** start of RECORDED INFORMATION **

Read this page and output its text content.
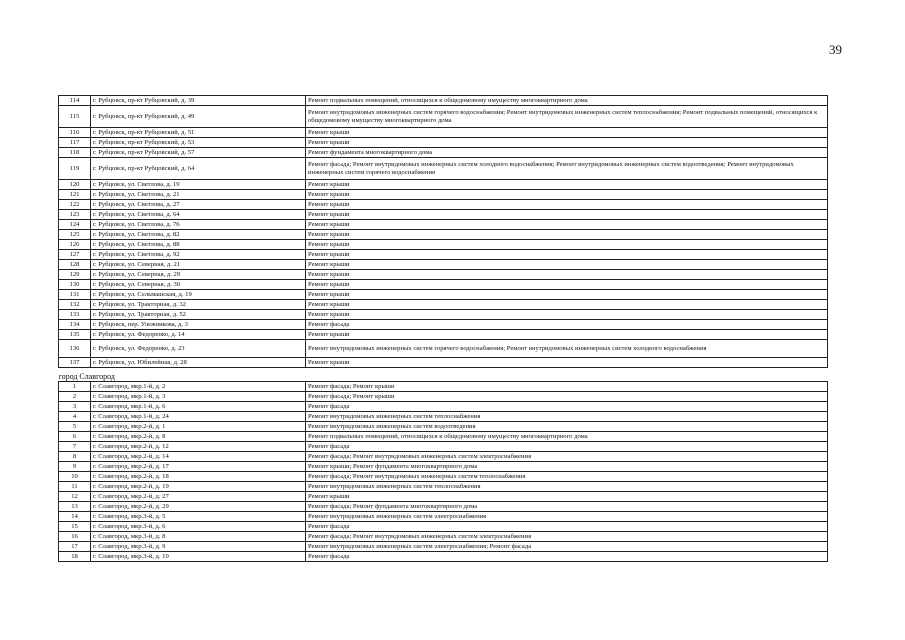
39
114	г. Рубцовск, пр-кт Рубцовский, д. 39	Ремонт подвальных помещений, относящихся к общедомовому имуществу многоквартирного дома
115	г. Рубцовск, пр-кт Рубцовский, д. 49	Ремонт внутридомовых инженерных систем горячего водоснабжения; Ремонт внутридомовых инженерных систем теплоснабжения; Ремонт подвальных помещений, относящихся к общедомовому имуществу многоквартирного дома
116	г. Рубцовск, пр-кт Рубцовский, д. 51	Ремонт крыши
117	г. Рубцовск, пр-кт Рубцовский, д. 53	Ремонт крыши
118	г. Рубцовск, пр-кт Рубцовский, д. 57	Ремонт фундамента многоквартирного дома
119	г. Рубцовск, пр-кт Рубцовский, д. 64	Ремонт фасада; Ремонт внутридомовых инженерных систем холодного водоснабжения; Ремонт внутридомовых инженерных систем водоотведения; Ремонт внутридомовых инженерных систем горячего водоснабжения
120	г. Рубцовск, ул. Светлова, д. 19	Ремонт крыши
121	г. Рубцовск, ул. Светлова, д. 21	Ремонт крыши
122	г. Рубцовск, ул. Светлова, д. 27	Ремонт крыши
123	г. Рубцовск, ул. Светлова, д. 64	Ремонт крыши
124	г. Рубцовск, ул. Светлова, д. 76	Ремонт крыши
125	г. Рубцовск, ул. Светлова, д. 82	Ремонт крыши
126	г. Рубцовск, ул. Светлова, д. 88	Ремонт крыши
127	г. Рубцовск, ул. Светлова, д. 92	Ремонт крыши
128	г. Рубцовск, ул. Северная, д. 21	Ремонт крыши
129	г. Рубцовск, ул. Северная, д. 29	Ремонт крыши
130	г. Рубцовск, ул. Северная, д. 30	Ремонт крыши
131	г. Рубцовск, ул. Сельмашская, д. 19	Ремонт крыши
132	г. Рубцовск, ул. Тракторная, д. 32	Ремонт крыши
133	г. Рубцовск, ул. Тракторная, д. 52	Ремонт крыши
134	г. Рубцовск, пер. Улежникова, д. 3	Ремонт фасада
135	г. Рубцовск, ул. Федоренко, д. 14	Ремонт крыши
136	г. Рубцовск, ул. Федоренко, д. 23	Ремонт внутридомовых инженерных систем горячего водоснабжения; Ремонт внутридомовых инженерных систем холодного водоснабжения
137	г. Рубцовск, ул. Юбилейная, д. 28	Ремонт крыши
город Славгород		
1	г. Славгород, мкр.1-й, д. 2	Ремонт фасада; Ремонт крыши
2	г. Славгород, мкр.1-й, д. 3	Ремонт фасада; Ремонт крыши
3	г. Славгород, мкр.1-й, д. 6	Ремонт фасада
4	г. Славгород, мкр.1-й, д. 24	Ремонт внутридомовых инженерных систем теплоснабжения
5	г. Славгород, мкр.2-й, д. 1	Ремонт внутридомовых инженерных систем водоотведения
6	г. Славгород, мкр.2-й, д. 8	Ремонт подвальных помещений, относящихся к общедомовому имуществу многоквартирного дома
7	г. Славгород, мкр.2-й, д. 12	Ремонт фасада
8	г. Славгород, мкр.2-й, д. 14	Ремонт фасада; Ремонт внутридомовых инженерных систем электроснабжения
9	г. Славгород, мкр.2-й, д. 17	Ремонт крыши; Ремонт фундамента многоквартирного дома
10	г. Славгород, мкр.2-й, д. 18	Ремонт фасада; Ремонт внутридомовых инженерных систем теплоснабжения
11	г. Славгород, мкр.2-й, д. 19	Ремонт внутридомовых инженерных систем теплоснабжения
12	г. Славгород, мкр.2-й, д. 27	Ремонт крыши
13	г. Славгород, мкр.2-й, д. 29	Ремонт фасада; Ремонт фундамента многоквартирного дома
14	г. Славгород, мкр.3-й, д. 5	Ремонт внутридомовых инженерных систем электроснабжения
15	г. Славгород, мкр.3-й, д. 6	Ремонт фасада
16	г. Славгород, мкр.3-й, д. 8	Ремонт фасада; Ремонт внутридомовых инженерных систем электроснабжения
17	г. Славгород, мкр.3-й, д. 9	Ремонт внутридомовых инженерных систем электроснабжения; Ремонт фасада
18	г. Славгород, мкр.3-й, д. 10	Ремонт фасада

** end of RECORDED INFORMATION **

## WHAT THE TASK ASKS
Report the number of lines that include the string "электроснабжения"; return nothing but the count.

## WRITTEN RESPONSE
4